>> Begin Record set

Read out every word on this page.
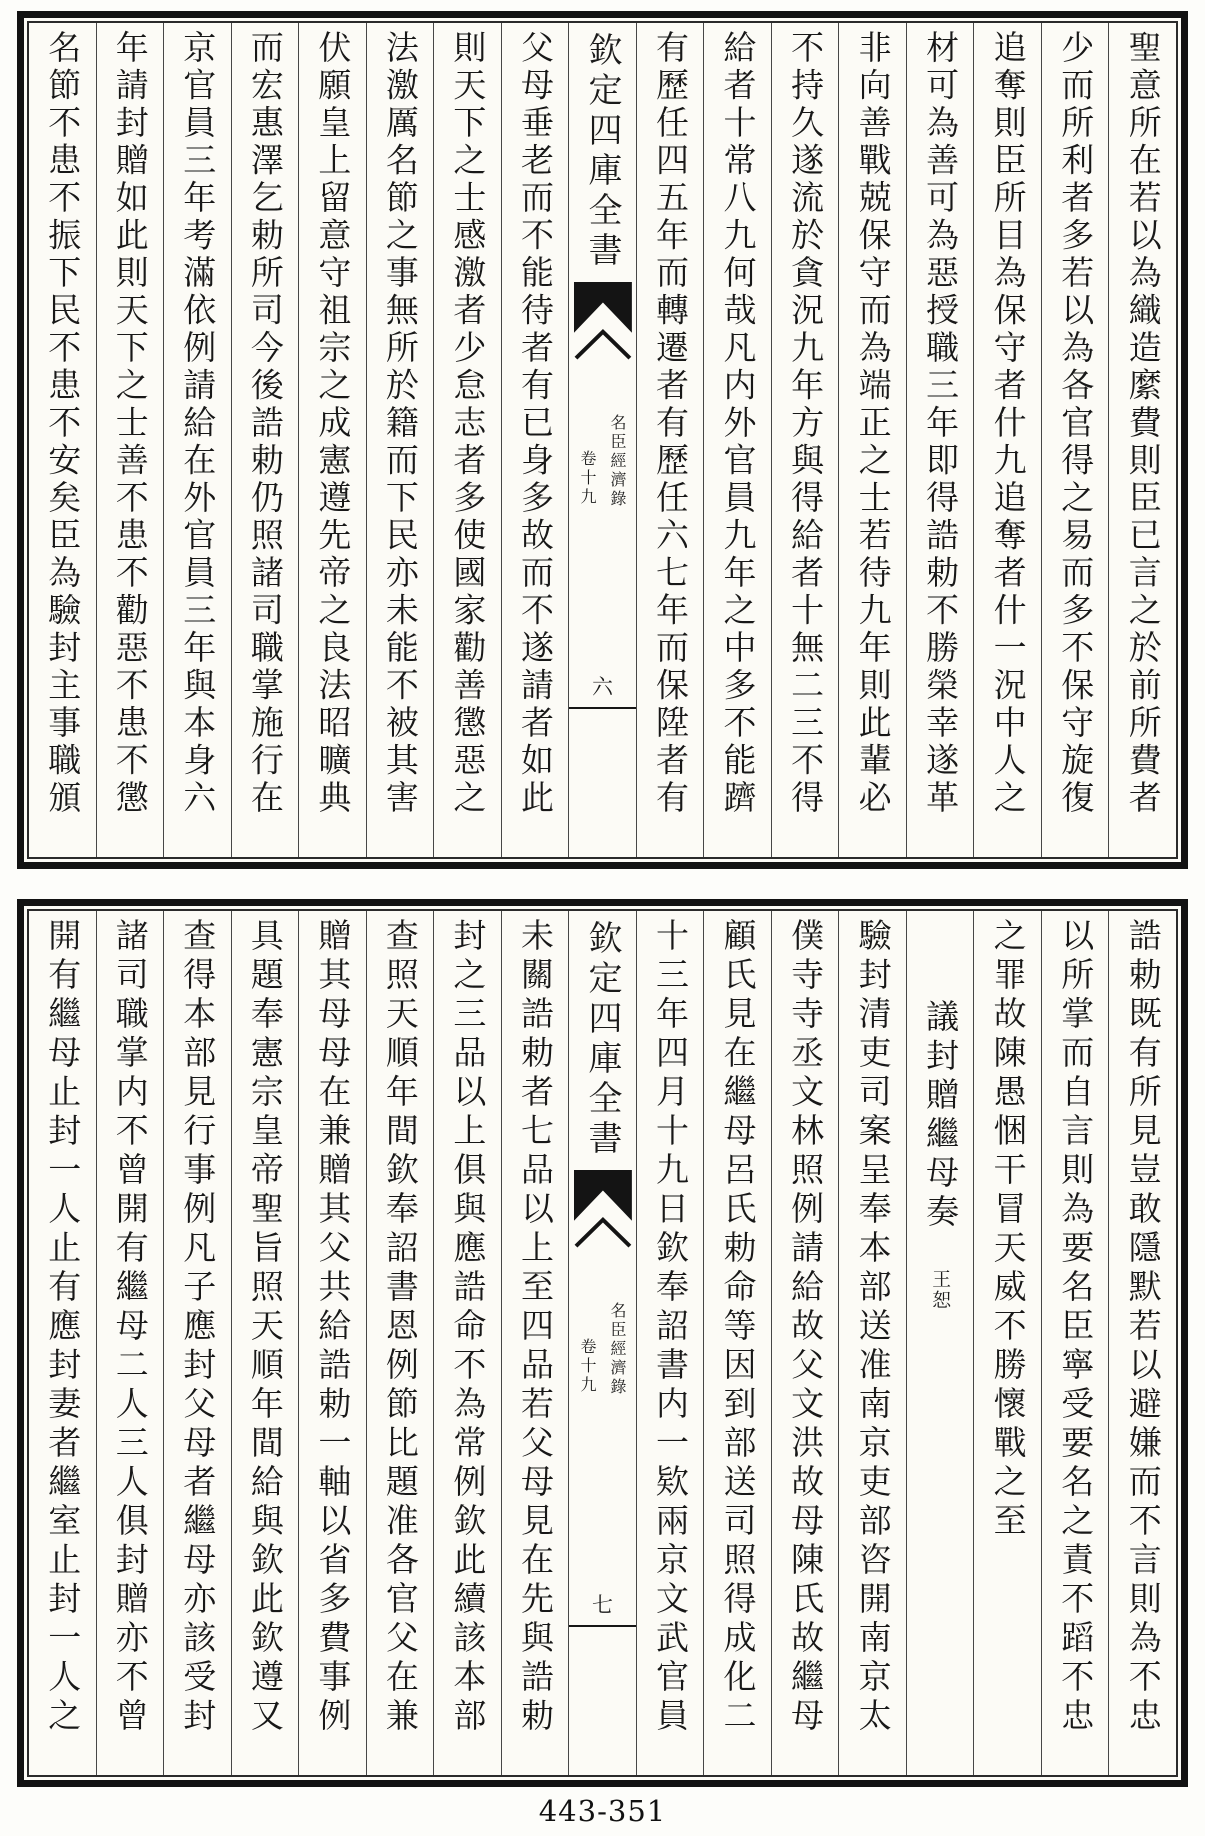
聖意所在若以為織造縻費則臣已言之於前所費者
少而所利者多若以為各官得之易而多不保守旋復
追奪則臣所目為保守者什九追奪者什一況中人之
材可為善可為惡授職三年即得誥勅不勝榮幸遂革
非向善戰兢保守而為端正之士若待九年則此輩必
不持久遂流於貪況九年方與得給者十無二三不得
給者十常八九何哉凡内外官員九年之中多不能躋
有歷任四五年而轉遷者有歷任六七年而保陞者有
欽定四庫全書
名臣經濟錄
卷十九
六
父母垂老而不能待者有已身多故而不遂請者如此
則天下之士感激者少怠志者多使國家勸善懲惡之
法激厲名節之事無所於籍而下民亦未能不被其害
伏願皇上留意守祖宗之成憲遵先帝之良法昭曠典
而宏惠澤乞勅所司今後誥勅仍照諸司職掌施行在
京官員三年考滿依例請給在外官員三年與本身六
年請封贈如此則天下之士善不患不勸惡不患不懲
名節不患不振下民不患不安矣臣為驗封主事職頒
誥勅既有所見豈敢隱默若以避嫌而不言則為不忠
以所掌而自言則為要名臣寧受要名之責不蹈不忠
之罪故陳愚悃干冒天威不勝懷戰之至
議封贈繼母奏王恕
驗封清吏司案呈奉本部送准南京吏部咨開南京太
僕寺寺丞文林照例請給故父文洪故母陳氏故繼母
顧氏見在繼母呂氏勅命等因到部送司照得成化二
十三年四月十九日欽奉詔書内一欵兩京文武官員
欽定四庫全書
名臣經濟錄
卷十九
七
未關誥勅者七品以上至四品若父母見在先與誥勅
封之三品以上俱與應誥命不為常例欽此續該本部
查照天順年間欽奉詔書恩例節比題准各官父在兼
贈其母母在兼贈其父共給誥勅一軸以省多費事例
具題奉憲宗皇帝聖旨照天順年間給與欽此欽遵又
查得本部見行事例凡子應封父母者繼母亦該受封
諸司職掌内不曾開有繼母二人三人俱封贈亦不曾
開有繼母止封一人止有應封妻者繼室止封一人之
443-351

>> End Record set
>> Begin Record set

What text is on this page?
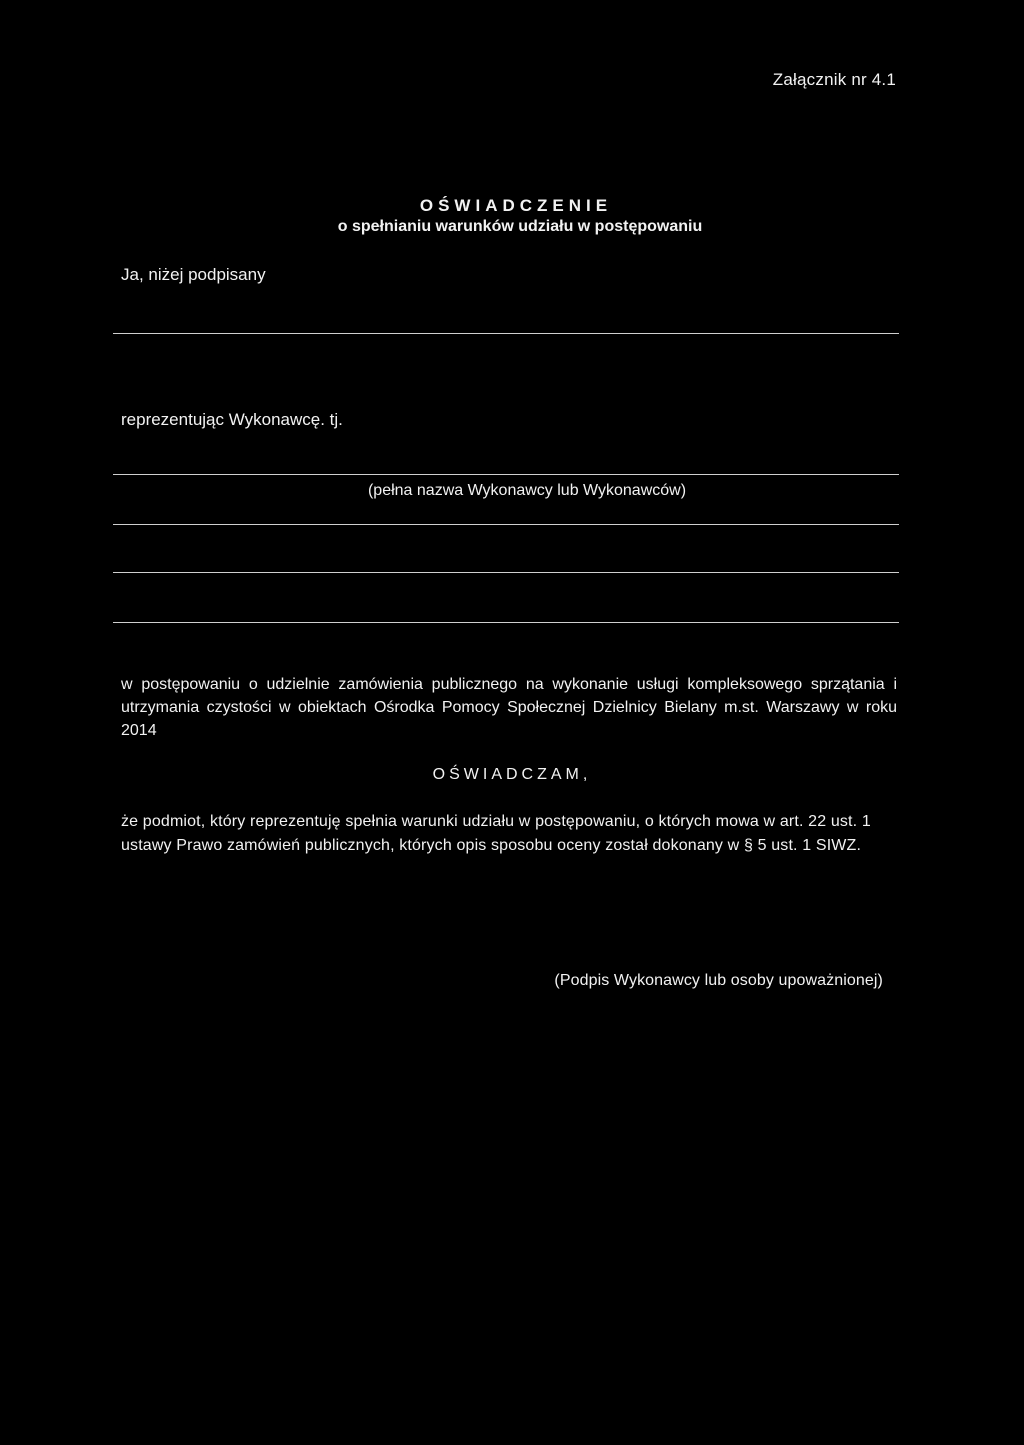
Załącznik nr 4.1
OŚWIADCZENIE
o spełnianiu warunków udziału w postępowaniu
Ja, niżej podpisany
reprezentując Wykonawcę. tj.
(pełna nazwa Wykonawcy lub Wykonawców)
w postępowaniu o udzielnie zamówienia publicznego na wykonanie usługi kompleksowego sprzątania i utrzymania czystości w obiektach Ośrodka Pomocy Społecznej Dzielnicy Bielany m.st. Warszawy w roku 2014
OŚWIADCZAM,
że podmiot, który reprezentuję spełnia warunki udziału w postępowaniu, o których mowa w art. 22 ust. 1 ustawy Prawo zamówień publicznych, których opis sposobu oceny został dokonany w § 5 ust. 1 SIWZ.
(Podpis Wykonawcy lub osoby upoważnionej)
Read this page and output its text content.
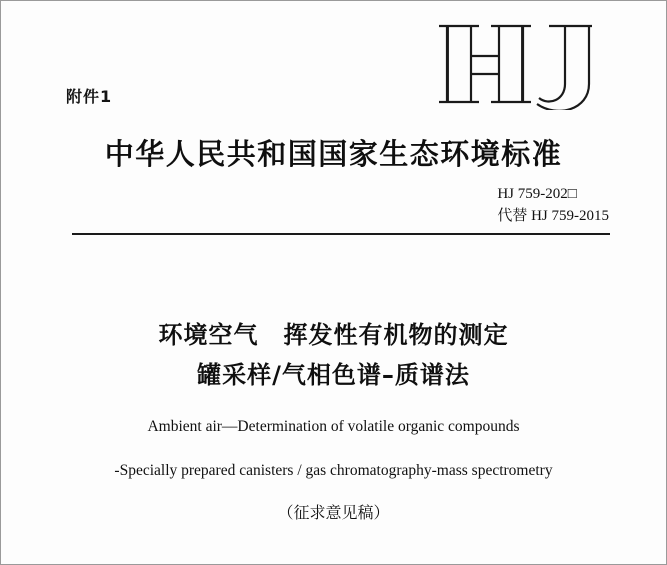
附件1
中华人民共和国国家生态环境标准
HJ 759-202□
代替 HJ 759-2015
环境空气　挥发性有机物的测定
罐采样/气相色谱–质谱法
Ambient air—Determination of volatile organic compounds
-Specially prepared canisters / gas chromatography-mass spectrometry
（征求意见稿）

>> End Record set

Give only the count of lines in this material that contain the string "Read".

Exercise response: 2